[Source data]
— START —

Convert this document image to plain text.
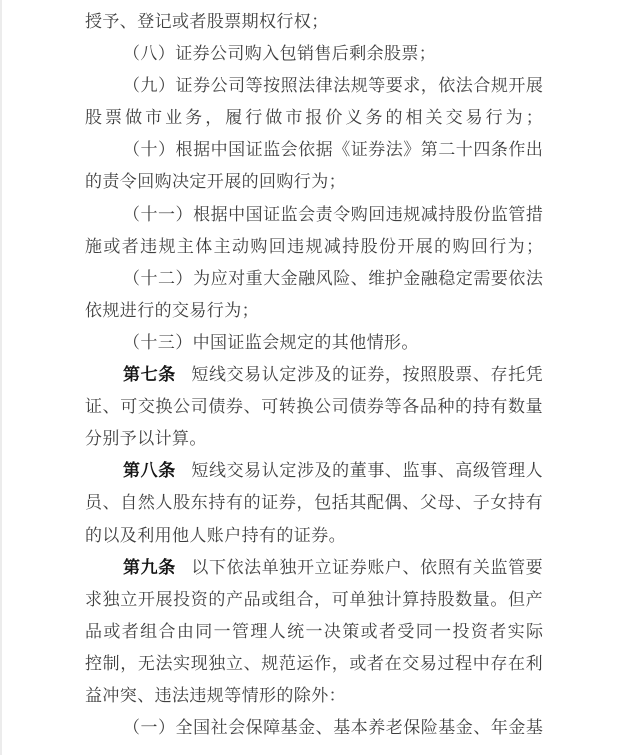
授予、登记或者股票期权行权；
（八）证券公司购入包销售后剩余股票；
（ 九 ） 证 券 公 司 等 按 照 法 律 法 规 等 要 求 ， 依 法 合 规 开 展
股 票 做 市 业 务 ， 履 行 做 市 报 价 义 务 的 相 关 交 易 行 为 ；
（ 十 ） 根 据 中 国 证 监 会 依 据 《 证 券 法 》 第 二 十 四 条 作 出
的责令回购决定开展的回购行为；
（ 十 一 ） 根 据 中 国 证 监 会 责 令 购 回 违 规 减 持 股 份 监 管 措
施 或 者 违 规 主 体 主 动 购 回 违 规 减 持 股 份 开 展 的 购 回 行 为 ；
（ 十 二 ） 为 应 对 重 大 金 融 风 险 、 维 护 金 融 稳 定 需 要 依 法
依规进行的交易行为；
（十三）中国证监会规定的其他情形。
第 七 条 短 线 交 易 认 定 涉 及 的 证 券 ， 按 照 股 票 、 存 托 凭
证 、 可 交 换 公 司 债 券 、 可 转 换 公 司 债 券 等 各 品 种 的 持 有 数 量
分别予以计算。
第 八 条 短 线 交 易 认 定 涉 及 的 董 事 、 监 事 、 高 级 管 理 人
员 、 自 然 人 股 东 持 有 的 证 券 ， 包 括 其 配 偶 、 父 母 、 子 女 持 有
的以及利用他人账户持有的证券。
第 九 条 以 下 依 法 单 独 开 立 证 券 账 户 、 依 照 有 关 监 管 要
求 独 立 开 展 投 资 的 产 品 或 组 合 ， 可 单 独 计 算 持 股 数 量 。 但 产
品 或 者 组 合 由 同 一 管 理 人 统 一 决 策 或 者 受 同 一 投 资 者 实 际
控 制 ， 无 法 实 现 独 立 、 规 范 运 作 ， 或 者 在 交 易 过 程 中 存 在 利
益冲突、违法违规等情形的除外：
（ 一 ） 全 国 社 会 保 障 基 金 、 基 本 养 老 保 险 基 金 、 年 金 基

— END —

[Stated exercise]
Write out the material above once more, exactly as it reads, with no pictures.

[Answer for this exercise]
Convert this document image to plain text.
授予、登记或者股票期权行权；
（八）证券公司购入包销售后剩余股票；
（ 九 ） 证 券 公 司 等 按 照 法 律 法 规 等 要 求 ， 依 法 合 规 开 展
股 票 做 市 业 务 ， 履 行 做 市 报 价 义 务 的 相 关 交 易 行 为 ；
（ 十 ） 根 据 中 国 证 监 会 依 据 《 证 券 法 》 第 二 十 四 条 作 出
的责令回购决定开展的回购行为；
（ 十 一 ） 根 据 中 国 证 监 会 责 令 购 回 违 规 减 持 股 份 监 管 措
施 或 者 违 规 主 体 主 动 购 回 违 规 减 持 股 份 开 展 的 购 回 行 为 ；
（ 十 二 ） 为 应 对 重 大 金 融 风 险 、 维 护 金 融 稳 定 需 要 依 法
依规进行的交易行为；
（十三）中国证监会规定的其他情形。
第 七 条 短 线 交 易 认 定 涉 及 的 证 券 ， 按 照 股 票 、 存 托 凭
证 、 可 交 换 公 司 债 券 、 可 转 换 公 司 债 券 等 各 品 种 的 持 有 数 量
分别予以计算。
第 八 条 短 线 交 易 认 定 涉 及 的 董 事 、 监 事 、 高 级 管 理 人
员 、 自 然 人 股 东 持 有 的 证 券 ， 包 括 其 配 偶 、 父 母 、 子 女 持 有
的以及利用他人账户持有的证券。
第 九 条 以 下 依 法 单 独 开 立 证 券 账 户 、 依 照 有 关 监 管 要
求 独 立 开 展 投 资 的 产 品 或 组 合 ， 可 单 独 计 算 持 股 数 量 。 但 产
品 或 者 组 合 由 同 一 管 理 人 统 一 决 策 或 者 受 同 一 投 资 者 实 际
控 制 ， 无 法 实 现 独 立 、 规 范 运 作 ， 或 者 在 交 易 过 程 中 存 在 利
益冲突、违法违规等情形的除外：
（ 一 ） 全 国 社 会 保 障 基 金 、 基 本 养 老 保 险 基 金 、 年 金 基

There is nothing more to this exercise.